- [Supplied material]:
┌──
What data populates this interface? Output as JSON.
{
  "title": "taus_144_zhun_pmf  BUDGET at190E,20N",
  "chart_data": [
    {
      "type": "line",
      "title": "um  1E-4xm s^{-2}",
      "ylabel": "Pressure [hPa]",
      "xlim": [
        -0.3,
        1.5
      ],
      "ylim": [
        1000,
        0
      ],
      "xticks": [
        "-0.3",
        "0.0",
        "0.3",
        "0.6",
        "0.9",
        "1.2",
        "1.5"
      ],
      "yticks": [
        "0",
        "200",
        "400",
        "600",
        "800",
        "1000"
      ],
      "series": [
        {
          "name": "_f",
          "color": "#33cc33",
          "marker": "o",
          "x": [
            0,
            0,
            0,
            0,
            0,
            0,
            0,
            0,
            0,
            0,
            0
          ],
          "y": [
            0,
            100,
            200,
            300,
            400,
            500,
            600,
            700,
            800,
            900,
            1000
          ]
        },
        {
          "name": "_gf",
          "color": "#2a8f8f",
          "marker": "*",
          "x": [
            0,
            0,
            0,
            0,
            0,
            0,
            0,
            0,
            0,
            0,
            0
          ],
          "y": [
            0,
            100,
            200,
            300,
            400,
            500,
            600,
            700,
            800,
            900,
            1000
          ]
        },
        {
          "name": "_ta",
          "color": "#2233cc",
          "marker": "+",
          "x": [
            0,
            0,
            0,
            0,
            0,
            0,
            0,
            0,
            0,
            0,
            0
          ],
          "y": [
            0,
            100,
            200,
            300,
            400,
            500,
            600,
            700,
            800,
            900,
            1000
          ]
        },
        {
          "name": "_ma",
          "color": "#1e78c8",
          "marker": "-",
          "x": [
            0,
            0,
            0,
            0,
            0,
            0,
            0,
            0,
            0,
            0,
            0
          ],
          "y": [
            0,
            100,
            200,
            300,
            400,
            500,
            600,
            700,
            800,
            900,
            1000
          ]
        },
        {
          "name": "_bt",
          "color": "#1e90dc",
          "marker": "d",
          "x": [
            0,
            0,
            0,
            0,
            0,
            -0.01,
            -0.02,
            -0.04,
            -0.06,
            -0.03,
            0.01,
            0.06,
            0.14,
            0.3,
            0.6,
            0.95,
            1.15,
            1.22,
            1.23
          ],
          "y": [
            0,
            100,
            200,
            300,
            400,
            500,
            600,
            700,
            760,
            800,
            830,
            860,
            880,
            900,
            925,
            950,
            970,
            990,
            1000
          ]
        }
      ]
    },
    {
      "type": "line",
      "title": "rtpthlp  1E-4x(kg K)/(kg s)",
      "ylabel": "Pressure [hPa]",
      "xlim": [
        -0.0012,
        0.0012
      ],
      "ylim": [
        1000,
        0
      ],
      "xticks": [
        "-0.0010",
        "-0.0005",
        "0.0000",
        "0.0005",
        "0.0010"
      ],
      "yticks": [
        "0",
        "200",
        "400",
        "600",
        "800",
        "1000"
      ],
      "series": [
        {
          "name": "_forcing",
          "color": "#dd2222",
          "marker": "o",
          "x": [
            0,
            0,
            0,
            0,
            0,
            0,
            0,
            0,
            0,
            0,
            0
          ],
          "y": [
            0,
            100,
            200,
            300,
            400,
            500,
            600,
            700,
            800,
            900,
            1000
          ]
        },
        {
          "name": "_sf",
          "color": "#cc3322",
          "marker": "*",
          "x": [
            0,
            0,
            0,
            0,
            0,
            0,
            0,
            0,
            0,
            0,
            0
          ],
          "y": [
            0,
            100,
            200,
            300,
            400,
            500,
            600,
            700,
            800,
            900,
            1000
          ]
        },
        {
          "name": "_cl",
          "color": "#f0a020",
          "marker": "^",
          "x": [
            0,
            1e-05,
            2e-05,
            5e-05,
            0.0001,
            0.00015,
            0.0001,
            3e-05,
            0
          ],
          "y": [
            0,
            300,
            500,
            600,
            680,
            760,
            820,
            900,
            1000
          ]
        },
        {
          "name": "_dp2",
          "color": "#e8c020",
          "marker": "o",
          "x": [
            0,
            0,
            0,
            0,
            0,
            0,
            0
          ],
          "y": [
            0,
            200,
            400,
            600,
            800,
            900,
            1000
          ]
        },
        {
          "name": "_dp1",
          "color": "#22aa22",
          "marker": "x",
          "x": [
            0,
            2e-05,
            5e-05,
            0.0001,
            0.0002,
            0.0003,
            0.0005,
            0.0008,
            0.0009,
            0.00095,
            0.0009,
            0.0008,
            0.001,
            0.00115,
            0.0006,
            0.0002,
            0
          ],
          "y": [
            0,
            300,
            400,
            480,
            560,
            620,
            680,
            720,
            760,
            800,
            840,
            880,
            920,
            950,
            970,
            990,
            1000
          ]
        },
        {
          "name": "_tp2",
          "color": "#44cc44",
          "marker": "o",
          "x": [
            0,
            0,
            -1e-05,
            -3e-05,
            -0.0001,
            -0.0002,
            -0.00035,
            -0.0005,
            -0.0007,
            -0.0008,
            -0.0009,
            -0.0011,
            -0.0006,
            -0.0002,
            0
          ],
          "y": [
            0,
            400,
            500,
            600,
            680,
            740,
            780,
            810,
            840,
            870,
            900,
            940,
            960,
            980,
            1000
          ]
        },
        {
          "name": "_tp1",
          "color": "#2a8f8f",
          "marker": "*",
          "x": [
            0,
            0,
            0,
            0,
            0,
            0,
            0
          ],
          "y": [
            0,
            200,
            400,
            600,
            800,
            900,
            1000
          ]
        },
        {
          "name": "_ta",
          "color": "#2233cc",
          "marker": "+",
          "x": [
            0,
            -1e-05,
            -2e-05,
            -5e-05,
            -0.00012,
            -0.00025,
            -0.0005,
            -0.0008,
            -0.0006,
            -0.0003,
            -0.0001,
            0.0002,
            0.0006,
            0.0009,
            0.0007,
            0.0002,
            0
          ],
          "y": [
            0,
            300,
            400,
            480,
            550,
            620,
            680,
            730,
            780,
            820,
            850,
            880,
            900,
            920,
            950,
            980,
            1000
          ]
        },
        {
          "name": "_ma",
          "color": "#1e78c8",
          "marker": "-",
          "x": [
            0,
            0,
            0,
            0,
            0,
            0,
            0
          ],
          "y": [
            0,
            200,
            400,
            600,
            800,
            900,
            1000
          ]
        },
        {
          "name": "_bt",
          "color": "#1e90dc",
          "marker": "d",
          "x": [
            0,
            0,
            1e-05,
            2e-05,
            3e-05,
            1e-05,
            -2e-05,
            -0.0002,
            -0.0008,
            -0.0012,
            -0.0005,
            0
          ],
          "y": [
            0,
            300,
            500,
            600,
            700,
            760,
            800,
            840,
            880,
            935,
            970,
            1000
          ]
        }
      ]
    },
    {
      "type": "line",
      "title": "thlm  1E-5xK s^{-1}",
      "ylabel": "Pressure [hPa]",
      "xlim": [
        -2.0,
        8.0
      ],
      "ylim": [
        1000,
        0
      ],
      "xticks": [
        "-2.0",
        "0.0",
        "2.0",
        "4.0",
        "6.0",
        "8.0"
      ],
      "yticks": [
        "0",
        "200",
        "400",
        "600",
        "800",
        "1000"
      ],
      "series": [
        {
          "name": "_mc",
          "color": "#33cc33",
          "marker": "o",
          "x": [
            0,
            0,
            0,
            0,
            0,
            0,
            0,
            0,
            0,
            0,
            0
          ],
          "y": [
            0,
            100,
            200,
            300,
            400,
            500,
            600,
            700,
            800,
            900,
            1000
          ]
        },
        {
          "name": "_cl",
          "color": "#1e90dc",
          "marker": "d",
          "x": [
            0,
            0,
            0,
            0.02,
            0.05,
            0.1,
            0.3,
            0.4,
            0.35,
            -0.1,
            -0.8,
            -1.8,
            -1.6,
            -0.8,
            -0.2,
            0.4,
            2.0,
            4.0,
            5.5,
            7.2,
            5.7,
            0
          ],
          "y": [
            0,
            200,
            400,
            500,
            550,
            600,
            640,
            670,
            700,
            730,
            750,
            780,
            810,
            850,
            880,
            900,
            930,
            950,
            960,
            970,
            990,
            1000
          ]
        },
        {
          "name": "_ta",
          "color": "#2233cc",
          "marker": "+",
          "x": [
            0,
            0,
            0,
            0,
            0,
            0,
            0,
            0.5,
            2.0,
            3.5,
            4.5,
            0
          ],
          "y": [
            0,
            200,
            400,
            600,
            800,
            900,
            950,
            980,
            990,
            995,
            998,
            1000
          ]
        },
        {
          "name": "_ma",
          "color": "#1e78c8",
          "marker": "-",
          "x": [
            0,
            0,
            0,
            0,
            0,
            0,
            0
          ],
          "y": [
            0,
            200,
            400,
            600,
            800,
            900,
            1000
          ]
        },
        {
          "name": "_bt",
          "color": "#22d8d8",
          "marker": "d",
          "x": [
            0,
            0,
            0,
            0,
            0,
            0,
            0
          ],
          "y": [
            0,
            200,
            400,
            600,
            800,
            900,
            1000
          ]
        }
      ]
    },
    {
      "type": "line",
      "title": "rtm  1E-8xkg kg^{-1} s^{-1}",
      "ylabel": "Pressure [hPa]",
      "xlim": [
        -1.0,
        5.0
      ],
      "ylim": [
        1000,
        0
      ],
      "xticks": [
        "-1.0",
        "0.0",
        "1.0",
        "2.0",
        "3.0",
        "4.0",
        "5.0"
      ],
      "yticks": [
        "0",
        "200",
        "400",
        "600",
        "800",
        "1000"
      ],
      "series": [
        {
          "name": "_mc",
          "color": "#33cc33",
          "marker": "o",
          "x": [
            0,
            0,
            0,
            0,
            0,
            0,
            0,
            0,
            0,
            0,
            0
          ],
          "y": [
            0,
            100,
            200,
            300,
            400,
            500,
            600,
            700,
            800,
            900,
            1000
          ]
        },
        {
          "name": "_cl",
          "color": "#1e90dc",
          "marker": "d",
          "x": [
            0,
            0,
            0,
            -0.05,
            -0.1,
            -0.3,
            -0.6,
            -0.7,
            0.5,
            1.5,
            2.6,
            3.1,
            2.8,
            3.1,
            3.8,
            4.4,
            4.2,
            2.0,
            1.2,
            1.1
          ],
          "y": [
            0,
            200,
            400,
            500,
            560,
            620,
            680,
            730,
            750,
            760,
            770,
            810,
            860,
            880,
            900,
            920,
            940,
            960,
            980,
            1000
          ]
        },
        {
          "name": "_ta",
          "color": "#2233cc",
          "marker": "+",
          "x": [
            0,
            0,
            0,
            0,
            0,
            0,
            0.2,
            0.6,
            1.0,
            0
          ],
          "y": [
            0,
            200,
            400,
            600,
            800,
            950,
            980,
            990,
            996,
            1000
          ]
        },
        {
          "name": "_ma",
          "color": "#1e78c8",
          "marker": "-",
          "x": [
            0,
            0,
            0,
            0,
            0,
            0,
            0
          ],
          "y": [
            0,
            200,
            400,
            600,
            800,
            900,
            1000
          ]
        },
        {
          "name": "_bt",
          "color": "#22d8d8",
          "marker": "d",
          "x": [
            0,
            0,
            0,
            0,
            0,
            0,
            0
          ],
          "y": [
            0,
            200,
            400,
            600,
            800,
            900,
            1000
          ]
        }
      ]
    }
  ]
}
└──
- [Problem description]:
Pull out every line of the records that includes the string "title".

- [The completed task]:
  "title": "taus_144_zhun_pmf  BUDGET at190E,20N",
      "title": "um  1E-4xm s^{-2}",
      "title": "rtpthlp  1E-4x(kg K)/(kg s)",
      "title": "thlm  1E-5xK s^{-1}",
      "title": "rtm  1E-8xkg kg^{-1} s^{-1}",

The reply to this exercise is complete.